# Task details
Identify the lines bearing the string "Steuern" and gather them.

[Data entries]
***
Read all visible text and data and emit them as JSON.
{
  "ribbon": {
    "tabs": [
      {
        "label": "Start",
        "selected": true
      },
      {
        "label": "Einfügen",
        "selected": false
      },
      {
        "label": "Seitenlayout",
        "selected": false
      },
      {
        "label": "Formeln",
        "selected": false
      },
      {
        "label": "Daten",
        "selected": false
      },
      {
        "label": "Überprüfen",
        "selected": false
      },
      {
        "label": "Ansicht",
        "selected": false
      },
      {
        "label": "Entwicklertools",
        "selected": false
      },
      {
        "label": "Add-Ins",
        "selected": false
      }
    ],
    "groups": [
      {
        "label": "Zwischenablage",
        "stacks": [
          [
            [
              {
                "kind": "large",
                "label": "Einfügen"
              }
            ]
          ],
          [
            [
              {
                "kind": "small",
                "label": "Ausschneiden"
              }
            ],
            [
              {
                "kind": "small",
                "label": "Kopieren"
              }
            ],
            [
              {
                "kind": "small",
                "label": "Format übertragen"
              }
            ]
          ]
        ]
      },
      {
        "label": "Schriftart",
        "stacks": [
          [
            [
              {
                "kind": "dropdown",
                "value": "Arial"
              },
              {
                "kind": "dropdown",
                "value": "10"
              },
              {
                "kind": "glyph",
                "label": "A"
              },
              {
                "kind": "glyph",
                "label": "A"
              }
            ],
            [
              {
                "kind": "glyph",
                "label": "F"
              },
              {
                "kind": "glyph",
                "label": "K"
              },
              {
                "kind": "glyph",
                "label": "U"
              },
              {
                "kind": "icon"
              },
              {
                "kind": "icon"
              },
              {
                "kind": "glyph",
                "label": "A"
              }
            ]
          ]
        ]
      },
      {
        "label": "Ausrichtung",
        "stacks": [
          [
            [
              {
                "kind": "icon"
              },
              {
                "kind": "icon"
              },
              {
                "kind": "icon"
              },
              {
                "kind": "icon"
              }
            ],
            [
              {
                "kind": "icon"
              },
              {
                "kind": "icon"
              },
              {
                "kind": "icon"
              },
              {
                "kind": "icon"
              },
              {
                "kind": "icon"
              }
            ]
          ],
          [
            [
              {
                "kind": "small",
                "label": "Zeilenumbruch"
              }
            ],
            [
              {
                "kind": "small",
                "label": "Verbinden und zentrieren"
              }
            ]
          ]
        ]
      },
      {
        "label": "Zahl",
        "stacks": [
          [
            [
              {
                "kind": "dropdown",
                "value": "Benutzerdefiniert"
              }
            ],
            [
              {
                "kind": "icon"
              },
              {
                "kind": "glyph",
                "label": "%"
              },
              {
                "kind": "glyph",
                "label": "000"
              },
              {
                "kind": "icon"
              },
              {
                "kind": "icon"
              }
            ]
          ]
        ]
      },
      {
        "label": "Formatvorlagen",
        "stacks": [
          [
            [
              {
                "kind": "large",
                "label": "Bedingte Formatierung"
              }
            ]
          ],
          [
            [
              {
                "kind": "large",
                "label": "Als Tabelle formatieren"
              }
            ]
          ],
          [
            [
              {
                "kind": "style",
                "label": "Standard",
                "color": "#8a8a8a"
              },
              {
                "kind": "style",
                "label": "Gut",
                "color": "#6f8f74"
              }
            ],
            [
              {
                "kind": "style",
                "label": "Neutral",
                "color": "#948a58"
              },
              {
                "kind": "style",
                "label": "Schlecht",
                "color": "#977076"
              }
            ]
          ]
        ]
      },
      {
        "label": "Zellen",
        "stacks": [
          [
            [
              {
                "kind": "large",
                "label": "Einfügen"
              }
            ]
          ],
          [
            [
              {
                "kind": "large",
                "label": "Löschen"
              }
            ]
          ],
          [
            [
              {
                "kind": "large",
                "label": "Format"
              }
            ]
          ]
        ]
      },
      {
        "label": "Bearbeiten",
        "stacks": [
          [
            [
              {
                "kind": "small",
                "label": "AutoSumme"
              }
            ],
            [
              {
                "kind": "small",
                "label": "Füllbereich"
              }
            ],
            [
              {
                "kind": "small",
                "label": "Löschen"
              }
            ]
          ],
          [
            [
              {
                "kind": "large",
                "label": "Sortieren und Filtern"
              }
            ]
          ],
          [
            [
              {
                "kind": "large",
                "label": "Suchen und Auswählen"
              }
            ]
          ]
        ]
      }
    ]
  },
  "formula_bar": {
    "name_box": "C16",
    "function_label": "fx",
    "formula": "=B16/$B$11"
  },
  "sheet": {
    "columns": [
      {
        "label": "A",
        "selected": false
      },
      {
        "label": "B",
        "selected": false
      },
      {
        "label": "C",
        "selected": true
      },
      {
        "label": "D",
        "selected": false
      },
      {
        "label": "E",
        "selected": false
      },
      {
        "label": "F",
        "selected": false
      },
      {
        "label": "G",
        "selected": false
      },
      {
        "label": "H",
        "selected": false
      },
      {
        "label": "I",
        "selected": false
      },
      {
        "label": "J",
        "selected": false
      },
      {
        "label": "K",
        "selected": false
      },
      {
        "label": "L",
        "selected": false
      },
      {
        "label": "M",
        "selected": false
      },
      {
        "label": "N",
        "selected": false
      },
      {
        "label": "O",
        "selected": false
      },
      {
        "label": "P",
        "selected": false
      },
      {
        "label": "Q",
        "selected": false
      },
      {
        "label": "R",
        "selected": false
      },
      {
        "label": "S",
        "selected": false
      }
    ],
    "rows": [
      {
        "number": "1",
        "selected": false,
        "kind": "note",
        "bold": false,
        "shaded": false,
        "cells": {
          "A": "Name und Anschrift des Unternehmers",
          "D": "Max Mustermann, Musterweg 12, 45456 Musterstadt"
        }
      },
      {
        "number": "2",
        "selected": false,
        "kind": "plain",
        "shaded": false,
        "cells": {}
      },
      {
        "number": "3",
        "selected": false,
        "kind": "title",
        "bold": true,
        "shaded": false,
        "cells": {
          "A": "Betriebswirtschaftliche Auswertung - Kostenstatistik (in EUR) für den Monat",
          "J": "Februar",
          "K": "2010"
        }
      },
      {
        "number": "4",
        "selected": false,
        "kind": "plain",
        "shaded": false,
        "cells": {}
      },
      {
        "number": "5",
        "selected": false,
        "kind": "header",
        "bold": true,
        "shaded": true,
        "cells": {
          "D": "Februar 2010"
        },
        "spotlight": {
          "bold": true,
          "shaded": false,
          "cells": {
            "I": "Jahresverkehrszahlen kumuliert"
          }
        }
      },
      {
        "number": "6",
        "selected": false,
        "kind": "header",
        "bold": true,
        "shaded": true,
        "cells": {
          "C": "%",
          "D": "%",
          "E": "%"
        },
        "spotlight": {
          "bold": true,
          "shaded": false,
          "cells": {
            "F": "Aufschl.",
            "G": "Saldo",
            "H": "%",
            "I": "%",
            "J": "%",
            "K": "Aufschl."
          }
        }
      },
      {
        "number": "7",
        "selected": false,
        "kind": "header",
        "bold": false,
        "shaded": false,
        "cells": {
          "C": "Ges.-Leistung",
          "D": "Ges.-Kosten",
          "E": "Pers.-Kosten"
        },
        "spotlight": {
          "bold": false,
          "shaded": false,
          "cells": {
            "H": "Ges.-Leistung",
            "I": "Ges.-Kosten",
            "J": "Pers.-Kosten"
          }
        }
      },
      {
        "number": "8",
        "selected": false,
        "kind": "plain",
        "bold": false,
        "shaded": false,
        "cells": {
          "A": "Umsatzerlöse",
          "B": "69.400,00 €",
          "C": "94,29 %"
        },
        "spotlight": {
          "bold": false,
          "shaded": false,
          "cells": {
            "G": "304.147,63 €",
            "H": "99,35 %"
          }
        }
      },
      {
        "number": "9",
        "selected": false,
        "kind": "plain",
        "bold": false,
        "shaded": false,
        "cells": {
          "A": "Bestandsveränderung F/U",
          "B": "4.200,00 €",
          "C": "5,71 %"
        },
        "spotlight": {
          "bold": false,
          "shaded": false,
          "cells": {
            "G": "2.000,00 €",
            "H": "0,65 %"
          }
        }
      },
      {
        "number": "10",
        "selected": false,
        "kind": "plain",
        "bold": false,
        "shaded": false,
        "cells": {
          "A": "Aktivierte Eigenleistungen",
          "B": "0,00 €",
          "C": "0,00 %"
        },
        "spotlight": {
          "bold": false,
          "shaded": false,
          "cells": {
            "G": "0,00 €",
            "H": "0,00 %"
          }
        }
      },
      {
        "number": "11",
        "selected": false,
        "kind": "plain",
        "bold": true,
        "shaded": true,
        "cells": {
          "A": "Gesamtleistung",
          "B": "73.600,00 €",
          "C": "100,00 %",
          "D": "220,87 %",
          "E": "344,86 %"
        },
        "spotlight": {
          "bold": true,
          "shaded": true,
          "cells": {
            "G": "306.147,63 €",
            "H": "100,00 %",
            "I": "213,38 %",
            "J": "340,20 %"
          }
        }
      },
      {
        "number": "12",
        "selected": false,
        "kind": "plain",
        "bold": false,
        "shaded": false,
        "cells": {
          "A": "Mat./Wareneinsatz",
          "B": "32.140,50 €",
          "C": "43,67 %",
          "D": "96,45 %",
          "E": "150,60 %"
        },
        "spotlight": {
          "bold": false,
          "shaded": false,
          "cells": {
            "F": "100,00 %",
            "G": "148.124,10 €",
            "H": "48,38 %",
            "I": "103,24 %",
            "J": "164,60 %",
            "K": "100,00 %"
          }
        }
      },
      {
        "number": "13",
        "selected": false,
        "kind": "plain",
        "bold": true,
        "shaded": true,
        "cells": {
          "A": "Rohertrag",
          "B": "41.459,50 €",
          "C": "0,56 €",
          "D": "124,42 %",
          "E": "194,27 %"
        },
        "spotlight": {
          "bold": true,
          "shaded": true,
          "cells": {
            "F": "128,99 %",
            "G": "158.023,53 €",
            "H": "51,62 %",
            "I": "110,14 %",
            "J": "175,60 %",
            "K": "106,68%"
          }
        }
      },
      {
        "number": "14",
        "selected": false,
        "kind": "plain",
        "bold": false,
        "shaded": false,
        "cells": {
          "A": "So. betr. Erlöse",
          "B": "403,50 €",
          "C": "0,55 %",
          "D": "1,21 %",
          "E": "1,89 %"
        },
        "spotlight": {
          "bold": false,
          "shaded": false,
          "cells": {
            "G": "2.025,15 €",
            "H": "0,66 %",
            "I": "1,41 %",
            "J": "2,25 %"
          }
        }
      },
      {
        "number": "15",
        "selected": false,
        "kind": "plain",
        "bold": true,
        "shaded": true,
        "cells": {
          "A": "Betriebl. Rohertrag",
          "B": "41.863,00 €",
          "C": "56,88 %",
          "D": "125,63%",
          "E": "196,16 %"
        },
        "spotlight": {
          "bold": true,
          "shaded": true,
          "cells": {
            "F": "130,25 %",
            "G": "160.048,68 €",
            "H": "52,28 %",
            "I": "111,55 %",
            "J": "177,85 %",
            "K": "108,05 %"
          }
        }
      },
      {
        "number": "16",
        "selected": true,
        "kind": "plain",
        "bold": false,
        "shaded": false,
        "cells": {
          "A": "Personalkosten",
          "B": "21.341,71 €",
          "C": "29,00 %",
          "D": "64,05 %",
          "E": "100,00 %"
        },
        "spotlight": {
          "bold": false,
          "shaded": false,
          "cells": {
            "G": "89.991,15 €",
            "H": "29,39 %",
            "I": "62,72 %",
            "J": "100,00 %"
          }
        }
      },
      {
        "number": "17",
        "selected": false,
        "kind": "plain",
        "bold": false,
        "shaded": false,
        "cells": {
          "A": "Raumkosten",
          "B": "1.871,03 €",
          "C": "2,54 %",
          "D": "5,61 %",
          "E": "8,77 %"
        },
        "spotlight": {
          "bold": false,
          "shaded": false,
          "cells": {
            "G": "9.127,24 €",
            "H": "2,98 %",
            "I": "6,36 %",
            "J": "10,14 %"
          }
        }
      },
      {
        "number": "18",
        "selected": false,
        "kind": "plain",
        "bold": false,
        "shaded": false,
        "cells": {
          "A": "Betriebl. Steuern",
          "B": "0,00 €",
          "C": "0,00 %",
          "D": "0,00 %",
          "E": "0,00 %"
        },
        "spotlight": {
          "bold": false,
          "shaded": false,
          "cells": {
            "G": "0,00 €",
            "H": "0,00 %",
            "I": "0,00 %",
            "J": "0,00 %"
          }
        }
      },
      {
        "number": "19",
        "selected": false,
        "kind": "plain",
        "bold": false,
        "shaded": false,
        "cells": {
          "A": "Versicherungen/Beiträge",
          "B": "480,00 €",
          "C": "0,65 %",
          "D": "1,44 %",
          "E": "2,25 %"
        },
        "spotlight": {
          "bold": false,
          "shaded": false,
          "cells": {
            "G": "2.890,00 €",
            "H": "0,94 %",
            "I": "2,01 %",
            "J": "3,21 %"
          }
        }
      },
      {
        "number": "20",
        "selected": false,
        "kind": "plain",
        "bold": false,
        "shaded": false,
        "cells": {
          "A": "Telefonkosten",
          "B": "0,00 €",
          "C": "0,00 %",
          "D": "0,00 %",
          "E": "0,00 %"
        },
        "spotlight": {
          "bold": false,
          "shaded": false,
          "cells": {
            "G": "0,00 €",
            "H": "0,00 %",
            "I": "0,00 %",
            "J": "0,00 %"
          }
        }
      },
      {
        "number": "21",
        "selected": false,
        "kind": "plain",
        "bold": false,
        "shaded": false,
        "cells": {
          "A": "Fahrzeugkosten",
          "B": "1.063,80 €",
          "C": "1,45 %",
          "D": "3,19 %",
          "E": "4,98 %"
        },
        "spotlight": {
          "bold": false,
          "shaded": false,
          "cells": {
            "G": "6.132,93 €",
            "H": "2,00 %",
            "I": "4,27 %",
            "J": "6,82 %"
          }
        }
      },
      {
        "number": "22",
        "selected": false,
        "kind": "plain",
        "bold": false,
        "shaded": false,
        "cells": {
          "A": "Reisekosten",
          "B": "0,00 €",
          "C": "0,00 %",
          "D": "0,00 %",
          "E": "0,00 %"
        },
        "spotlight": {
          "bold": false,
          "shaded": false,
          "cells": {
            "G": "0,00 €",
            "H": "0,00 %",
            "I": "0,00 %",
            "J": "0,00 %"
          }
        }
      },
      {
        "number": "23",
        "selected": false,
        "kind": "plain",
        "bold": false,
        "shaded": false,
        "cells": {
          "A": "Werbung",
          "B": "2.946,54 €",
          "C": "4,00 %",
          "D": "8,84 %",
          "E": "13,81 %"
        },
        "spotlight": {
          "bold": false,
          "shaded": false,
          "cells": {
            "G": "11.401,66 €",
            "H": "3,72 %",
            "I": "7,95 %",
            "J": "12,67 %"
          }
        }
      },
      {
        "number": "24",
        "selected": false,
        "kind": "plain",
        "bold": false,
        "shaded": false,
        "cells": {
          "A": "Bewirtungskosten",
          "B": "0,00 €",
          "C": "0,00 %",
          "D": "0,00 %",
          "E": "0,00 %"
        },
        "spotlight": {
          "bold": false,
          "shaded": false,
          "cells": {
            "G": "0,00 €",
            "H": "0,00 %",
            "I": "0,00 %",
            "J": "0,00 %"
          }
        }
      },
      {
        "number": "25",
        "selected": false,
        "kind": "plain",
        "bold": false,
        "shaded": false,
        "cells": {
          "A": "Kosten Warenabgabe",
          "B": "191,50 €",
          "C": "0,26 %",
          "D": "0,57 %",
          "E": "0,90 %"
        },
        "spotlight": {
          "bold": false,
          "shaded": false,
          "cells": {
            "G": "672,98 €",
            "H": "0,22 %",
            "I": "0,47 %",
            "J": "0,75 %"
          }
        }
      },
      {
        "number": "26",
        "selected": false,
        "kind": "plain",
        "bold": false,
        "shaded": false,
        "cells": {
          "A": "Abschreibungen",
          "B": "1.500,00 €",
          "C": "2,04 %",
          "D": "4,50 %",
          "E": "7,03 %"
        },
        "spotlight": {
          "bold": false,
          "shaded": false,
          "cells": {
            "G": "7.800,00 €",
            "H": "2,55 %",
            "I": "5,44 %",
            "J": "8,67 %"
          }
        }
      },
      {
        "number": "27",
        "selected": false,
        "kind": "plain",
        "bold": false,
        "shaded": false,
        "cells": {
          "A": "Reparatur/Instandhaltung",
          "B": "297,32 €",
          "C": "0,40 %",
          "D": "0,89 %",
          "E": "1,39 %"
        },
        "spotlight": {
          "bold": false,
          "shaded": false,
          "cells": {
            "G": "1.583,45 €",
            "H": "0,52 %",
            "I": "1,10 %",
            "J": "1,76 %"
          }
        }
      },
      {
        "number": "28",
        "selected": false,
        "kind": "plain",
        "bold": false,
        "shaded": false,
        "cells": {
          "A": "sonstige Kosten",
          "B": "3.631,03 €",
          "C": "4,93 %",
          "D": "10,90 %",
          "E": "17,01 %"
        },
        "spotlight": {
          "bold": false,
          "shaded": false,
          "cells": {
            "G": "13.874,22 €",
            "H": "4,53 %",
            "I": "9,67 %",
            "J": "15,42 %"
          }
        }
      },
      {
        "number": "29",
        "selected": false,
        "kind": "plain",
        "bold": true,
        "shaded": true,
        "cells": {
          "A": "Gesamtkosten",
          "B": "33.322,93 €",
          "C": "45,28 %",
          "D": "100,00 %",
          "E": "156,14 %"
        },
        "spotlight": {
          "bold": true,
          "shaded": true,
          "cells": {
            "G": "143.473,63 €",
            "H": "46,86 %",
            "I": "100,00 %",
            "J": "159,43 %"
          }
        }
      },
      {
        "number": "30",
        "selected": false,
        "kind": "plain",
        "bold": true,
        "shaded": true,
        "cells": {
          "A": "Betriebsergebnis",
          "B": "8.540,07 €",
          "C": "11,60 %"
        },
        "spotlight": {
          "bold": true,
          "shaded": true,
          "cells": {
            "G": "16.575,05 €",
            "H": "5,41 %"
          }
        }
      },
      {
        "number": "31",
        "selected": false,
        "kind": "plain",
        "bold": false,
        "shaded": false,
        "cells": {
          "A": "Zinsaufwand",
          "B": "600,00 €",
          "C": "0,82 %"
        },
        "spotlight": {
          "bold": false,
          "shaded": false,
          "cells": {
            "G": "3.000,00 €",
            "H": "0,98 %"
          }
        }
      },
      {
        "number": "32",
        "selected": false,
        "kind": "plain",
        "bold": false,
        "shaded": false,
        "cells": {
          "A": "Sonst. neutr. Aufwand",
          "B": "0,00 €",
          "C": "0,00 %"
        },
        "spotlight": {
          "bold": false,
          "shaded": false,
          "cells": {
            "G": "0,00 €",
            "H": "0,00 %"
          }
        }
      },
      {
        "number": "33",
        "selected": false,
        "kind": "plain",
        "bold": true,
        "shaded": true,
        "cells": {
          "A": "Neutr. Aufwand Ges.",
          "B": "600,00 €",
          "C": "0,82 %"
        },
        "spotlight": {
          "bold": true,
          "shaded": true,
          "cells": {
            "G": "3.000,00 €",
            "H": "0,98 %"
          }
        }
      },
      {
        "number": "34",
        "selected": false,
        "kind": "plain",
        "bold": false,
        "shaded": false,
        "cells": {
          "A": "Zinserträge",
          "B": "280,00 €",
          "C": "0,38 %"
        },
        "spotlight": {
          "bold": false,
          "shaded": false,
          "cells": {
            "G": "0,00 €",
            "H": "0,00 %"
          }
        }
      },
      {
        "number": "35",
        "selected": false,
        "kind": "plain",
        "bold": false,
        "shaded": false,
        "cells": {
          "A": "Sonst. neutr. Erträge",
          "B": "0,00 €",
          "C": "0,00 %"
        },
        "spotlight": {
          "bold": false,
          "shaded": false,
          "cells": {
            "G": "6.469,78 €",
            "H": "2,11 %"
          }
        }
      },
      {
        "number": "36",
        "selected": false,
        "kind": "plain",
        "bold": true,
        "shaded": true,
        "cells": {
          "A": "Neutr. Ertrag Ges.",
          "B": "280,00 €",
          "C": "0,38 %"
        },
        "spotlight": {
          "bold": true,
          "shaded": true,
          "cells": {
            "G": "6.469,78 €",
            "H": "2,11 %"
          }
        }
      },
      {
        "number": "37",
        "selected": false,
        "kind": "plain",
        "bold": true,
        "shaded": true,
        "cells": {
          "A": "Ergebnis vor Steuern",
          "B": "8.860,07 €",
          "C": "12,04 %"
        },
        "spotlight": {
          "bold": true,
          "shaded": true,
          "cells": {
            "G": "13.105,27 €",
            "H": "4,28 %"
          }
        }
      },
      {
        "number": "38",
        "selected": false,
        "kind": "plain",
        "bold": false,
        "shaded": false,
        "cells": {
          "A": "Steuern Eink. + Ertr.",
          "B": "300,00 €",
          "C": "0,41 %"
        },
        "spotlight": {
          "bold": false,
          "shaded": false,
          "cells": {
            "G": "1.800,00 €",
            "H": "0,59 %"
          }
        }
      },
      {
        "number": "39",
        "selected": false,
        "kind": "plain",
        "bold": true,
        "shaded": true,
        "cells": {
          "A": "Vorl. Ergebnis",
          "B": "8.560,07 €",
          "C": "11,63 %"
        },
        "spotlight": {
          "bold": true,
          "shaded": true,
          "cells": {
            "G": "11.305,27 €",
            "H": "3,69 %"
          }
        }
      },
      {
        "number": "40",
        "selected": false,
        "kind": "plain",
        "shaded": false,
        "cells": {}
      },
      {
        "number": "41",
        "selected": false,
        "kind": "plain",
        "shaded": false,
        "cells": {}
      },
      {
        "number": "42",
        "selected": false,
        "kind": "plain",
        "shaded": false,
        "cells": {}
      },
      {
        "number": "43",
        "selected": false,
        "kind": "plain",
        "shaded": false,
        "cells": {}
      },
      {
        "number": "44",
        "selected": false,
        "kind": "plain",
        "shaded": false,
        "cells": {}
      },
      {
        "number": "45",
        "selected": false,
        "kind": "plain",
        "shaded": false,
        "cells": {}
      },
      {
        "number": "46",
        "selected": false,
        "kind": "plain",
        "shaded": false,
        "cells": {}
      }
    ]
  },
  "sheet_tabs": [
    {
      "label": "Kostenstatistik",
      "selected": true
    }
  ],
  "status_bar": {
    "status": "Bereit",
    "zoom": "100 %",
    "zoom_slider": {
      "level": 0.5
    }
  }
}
***
# Output for this exercise
          "A": "Betriebl. Steuern",
          "A": "Ergebnis vor Steuern",
          "A": "Steuern Eink. + Ertr.",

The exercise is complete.